**EXERCISE**: Exactly as written, transcribe the lines that run from the one containing "Output a JSON" to the end of the records below.
----- GIVEN DATA
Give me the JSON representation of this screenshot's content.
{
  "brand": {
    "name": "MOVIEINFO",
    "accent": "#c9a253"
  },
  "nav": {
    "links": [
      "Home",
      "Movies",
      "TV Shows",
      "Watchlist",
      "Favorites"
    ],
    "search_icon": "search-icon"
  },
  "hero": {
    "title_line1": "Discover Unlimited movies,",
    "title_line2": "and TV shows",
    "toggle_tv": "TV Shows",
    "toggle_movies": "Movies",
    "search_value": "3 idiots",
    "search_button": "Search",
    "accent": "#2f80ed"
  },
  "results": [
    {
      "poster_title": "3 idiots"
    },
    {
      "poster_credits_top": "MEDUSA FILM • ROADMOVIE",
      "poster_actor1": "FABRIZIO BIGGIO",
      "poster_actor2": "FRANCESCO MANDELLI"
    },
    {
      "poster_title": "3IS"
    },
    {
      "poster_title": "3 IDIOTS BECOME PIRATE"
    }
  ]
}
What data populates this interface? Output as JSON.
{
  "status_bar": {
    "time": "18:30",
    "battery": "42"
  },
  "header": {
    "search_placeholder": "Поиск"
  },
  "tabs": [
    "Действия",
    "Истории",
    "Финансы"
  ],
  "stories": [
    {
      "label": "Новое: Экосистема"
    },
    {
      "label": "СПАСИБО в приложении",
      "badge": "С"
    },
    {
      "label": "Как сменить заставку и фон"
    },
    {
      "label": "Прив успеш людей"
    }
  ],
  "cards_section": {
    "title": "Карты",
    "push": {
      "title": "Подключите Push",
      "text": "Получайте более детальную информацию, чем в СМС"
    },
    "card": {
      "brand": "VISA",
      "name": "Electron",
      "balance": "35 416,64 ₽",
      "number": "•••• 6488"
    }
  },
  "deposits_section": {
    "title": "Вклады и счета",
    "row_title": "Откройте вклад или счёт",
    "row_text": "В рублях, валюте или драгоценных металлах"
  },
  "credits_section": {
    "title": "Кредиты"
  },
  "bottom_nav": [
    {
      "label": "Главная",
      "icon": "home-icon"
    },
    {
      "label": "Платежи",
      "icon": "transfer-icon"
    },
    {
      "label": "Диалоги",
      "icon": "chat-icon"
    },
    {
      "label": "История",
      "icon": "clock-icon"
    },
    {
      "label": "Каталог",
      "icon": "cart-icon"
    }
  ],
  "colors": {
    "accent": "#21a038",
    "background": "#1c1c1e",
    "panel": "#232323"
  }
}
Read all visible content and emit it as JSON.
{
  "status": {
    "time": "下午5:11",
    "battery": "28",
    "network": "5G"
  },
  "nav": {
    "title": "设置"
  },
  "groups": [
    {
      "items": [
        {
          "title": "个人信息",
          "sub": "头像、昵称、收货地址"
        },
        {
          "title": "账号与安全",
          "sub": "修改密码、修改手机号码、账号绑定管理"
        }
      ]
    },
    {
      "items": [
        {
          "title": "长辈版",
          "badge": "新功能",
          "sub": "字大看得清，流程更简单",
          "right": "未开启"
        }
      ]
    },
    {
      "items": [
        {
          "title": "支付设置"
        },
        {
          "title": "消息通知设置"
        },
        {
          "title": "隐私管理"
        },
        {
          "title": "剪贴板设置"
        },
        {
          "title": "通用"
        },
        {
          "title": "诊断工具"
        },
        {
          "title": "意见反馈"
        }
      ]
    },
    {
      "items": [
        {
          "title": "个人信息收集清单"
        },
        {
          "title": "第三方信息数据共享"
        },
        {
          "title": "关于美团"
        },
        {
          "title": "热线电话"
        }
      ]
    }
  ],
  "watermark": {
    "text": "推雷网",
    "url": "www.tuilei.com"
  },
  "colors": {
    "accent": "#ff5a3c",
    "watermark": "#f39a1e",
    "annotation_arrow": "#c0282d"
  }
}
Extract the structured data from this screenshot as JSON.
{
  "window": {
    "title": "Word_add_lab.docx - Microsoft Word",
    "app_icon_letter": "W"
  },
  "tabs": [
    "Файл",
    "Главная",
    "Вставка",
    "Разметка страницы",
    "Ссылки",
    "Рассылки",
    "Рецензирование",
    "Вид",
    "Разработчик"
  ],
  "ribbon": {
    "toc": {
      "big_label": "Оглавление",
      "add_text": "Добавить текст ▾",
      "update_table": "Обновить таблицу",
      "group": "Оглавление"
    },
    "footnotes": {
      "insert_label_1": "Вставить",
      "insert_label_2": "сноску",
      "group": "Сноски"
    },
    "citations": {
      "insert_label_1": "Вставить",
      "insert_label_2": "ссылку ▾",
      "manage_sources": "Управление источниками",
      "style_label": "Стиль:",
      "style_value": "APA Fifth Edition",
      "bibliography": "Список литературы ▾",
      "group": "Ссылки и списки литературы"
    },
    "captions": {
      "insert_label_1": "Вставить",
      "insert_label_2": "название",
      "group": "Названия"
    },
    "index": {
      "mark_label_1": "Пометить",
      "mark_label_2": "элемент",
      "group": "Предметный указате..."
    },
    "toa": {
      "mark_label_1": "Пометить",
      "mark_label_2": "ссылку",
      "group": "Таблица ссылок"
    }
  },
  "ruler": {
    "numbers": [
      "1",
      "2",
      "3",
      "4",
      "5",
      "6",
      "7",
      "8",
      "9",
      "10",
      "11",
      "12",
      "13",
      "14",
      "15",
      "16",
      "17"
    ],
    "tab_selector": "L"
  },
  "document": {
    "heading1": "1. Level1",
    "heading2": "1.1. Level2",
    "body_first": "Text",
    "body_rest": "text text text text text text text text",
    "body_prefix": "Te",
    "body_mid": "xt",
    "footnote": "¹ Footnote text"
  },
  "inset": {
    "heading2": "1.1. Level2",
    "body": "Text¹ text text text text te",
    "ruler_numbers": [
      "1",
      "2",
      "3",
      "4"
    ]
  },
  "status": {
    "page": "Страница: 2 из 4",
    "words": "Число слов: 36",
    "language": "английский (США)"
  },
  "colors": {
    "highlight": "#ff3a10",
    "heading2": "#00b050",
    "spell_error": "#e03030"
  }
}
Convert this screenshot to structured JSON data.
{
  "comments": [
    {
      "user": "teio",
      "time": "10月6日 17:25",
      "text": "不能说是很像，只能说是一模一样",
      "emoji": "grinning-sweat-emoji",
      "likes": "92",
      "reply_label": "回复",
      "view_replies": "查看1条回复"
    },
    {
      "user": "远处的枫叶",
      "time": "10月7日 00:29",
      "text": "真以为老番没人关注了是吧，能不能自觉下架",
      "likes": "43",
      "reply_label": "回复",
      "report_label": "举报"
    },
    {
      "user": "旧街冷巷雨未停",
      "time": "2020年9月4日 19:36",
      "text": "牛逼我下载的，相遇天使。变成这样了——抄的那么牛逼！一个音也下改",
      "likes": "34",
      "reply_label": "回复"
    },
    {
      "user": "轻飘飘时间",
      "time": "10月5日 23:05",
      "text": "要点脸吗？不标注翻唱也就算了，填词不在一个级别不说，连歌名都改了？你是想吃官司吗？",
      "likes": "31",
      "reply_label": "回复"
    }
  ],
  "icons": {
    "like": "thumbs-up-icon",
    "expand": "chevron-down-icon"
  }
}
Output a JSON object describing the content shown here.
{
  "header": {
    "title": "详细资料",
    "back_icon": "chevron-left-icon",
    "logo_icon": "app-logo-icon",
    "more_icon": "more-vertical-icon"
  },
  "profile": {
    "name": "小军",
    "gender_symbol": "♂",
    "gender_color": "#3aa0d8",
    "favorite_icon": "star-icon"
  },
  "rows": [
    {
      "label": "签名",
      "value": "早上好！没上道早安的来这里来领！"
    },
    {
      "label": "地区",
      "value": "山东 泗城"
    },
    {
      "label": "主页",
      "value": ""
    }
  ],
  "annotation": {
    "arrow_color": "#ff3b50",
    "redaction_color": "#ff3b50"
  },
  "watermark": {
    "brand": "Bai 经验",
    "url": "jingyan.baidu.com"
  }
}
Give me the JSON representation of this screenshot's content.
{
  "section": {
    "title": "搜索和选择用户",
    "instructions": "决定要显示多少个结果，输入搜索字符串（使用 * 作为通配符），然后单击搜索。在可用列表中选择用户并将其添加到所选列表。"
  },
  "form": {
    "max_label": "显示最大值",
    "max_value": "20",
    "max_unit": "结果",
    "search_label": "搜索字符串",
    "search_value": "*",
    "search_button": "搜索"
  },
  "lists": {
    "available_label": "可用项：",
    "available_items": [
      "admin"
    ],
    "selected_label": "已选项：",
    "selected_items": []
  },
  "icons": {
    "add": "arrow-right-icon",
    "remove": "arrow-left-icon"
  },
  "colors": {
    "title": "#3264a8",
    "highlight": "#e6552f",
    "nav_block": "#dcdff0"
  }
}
----------
**EXERCISE OUTPUT**:
Output a JSON object describing the content shown here.
{
  "header": {
    "title": "详细资料",
    "back_icon": "chevron-left-icon",
    "logo_icon": "app-logo-icon",
    "more_icon": "more-vertical-icon"
  },
  "profile": {
    "name": "小军",
    "gender_symbol": "♂",
    "gender_color": "#3aa0d8",
    "favorite_icon": "star-icon"
  },
  "rows": [
    {
      "label": "签名",
      "value": "早上好！没上道早安的来这里来领！"
    },
    {
      "label": "地区",
      "value": "山东 泗城"
    },
    {
      "label": "主页",
      "value": ""
    }
  ],
  "annotation": {
    "arrow_color": "#ff3b50",
    "redaction_color": "#ff3b50"
  },
  "watermark": {
    "brand": "Bai 经验",
    "url": "jingyan.baidu.com"
  }
}
Give me the JSON representation of this screenshot's content.
{
  "section": {
    "title": "搜索和选择用户",
    "instructions": "决定要显示多少个结果，输入搜索字符串（使用 * 作为通配符），然后单击搜索。在可用列表中选择用户并将其添加到所选列表。"
  },
  "form": {
    "max_label": "显示最大值",
    "max_value": "20",
    "max_unit": "结果",
    "search_label": "搜索字符串",
    "search_value": "*",
    "search_button": "搜索"
  },
  "lists": {
    "available_label": "可用项：",
    "available_items": [
      "admin"
    ],
    "selected_label": "已选项：",
    "selected_items": []
  },
  "icons": {
    "add": "arrow-right-icon",
    "remove": "arrow-left-icon"
  },
  "colors": {
    "title": "#3264a8",
    "highlight": "#e6552f",
    "nav_block": "#dcdff0"
  }
}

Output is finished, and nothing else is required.